» WRITTEN TASK
Of the lines in the records that follow, how many include the word "image"? Answer with a bare number.

##########

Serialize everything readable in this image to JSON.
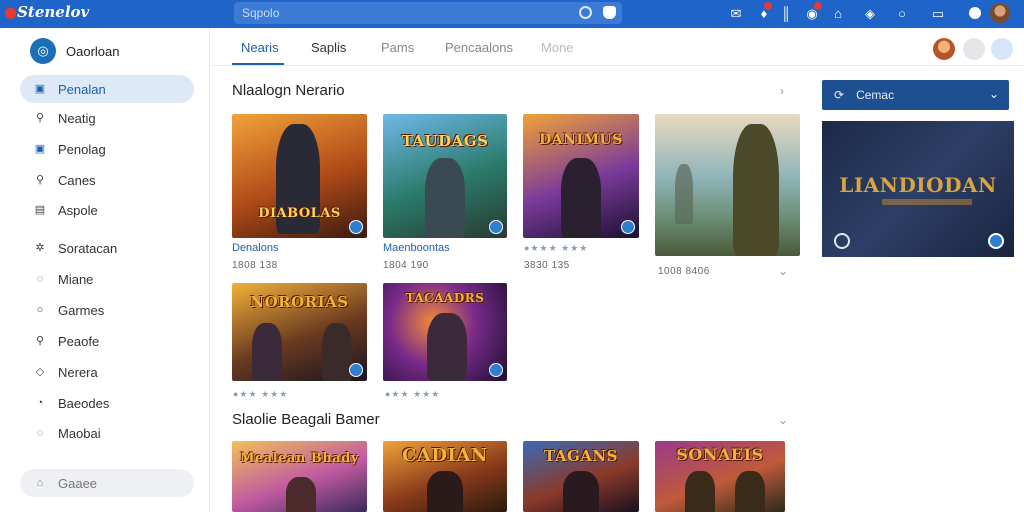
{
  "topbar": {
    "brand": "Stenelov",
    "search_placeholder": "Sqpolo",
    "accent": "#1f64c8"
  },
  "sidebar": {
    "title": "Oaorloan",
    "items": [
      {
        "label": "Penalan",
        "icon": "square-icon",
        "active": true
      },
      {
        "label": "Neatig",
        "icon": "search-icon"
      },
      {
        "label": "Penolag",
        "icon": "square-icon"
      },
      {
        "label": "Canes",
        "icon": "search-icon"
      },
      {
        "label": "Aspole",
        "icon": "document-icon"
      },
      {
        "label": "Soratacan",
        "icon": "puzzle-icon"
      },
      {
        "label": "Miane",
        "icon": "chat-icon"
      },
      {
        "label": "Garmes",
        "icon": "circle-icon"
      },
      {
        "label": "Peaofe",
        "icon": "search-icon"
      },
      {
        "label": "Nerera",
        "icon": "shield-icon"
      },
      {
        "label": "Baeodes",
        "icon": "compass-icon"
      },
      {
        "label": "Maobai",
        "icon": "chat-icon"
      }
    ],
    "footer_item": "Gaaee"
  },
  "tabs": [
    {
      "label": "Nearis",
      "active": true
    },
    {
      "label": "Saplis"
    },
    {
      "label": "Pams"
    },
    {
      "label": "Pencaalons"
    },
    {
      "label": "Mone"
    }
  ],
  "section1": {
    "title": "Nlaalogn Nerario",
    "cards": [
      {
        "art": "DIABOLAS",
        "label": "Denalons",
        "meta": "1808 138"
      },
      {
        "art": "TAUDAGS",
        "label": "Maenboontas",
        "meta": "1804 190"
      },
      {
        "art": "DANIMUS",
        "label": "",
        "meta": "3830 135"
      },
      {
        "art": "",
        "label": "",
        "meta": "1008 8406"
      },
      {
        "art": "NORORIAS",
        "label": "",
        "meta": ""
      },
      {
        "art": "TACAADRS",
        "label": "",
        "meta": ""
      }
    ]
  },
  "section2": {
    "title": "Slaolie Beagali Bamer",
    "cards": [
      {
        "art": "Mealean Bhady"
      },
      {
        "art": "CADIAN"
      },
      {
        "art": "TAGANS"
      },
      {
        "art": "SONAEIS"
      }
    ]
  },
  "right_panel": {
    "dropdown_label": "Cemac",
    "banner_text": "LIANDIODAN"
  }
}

##########

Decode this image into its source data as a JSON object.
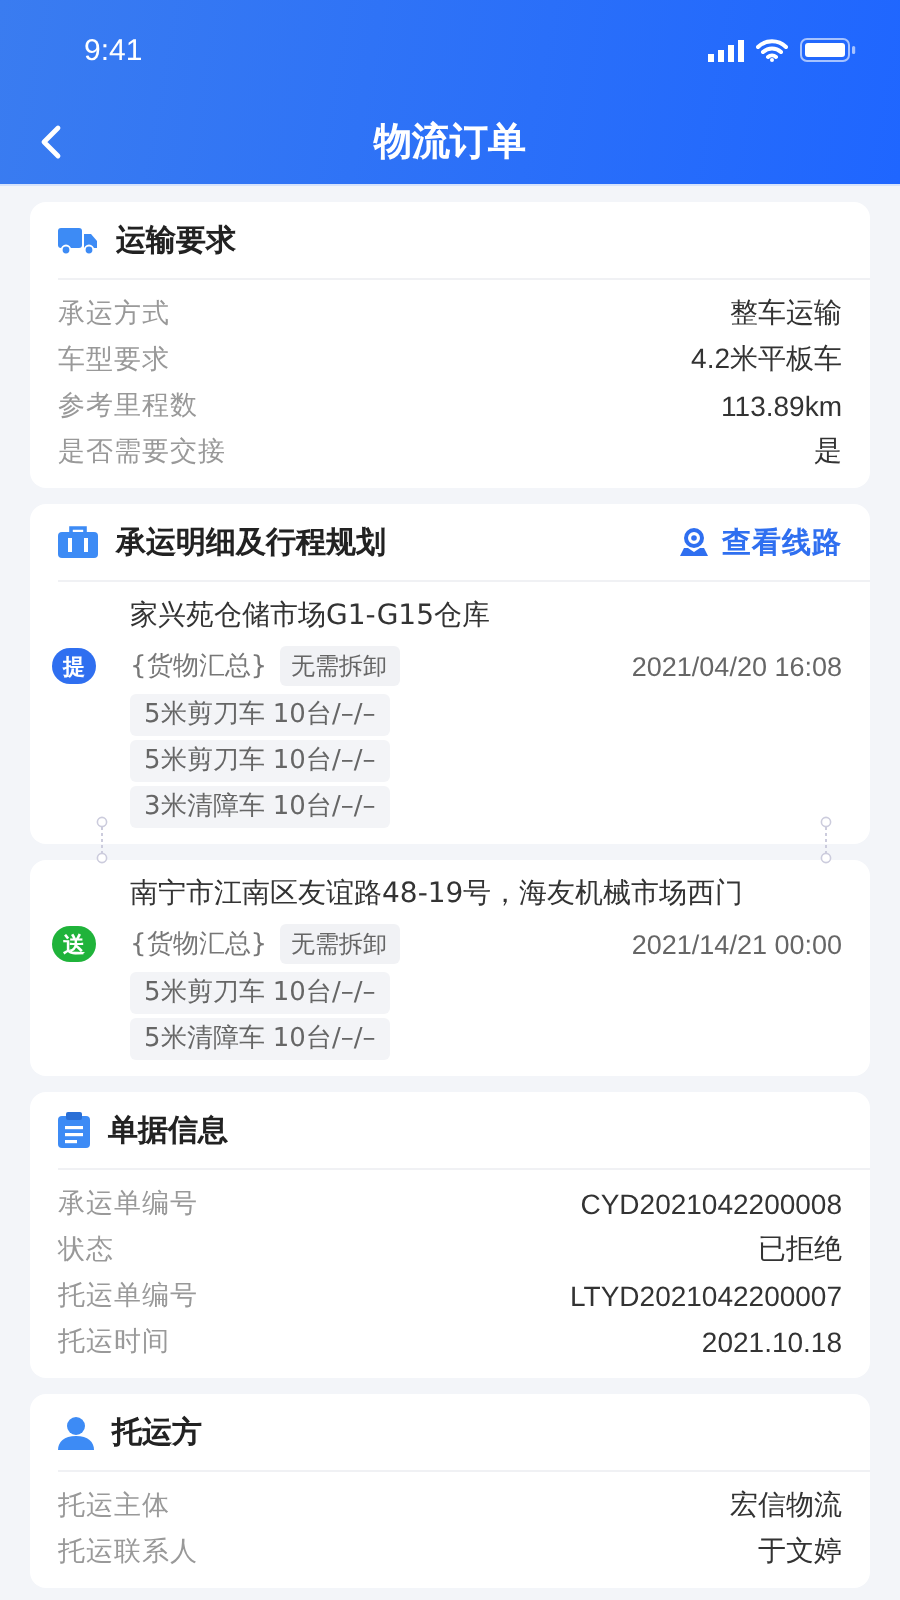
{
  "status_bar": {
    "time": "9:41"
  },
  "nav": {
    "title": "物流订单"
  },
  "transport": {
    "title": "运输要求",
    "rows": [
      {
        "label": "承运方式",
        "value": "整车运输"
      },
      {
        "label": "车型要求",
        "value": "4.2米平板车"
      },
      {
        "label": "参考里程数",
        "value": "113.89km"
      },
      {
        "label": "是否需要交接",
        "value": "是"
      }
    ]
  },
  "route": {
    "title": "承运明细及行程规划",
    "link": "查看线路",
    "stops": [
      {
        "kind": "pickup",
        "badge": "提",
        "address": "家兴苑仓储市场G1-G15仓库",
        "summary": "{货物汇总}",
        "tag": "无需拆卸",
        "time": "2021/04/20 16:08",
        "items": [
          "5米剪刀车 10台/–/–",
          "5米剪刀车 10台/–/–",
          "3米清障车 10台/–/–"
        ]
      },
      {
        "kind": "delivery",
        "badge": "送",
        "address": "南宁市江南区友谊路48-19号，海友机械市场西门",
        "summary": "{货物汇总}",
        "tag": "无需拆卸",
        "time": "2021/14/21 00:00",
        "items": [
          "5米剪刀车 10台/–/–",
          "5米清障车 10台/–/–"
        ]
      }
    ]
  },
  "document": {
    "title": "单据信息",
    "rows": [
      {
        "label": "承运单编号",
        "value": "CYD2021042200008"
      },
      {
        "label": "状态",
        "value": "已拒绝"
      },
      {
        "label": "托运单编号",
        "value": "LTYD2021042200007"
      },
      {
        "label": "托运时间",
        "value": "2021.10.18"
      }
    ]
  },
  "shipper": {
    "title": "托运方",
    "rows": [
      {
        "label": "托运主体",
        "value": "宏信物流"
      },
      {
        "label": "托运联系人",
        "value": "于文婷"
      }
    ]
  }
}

##########

» RIGHT ANSWER
2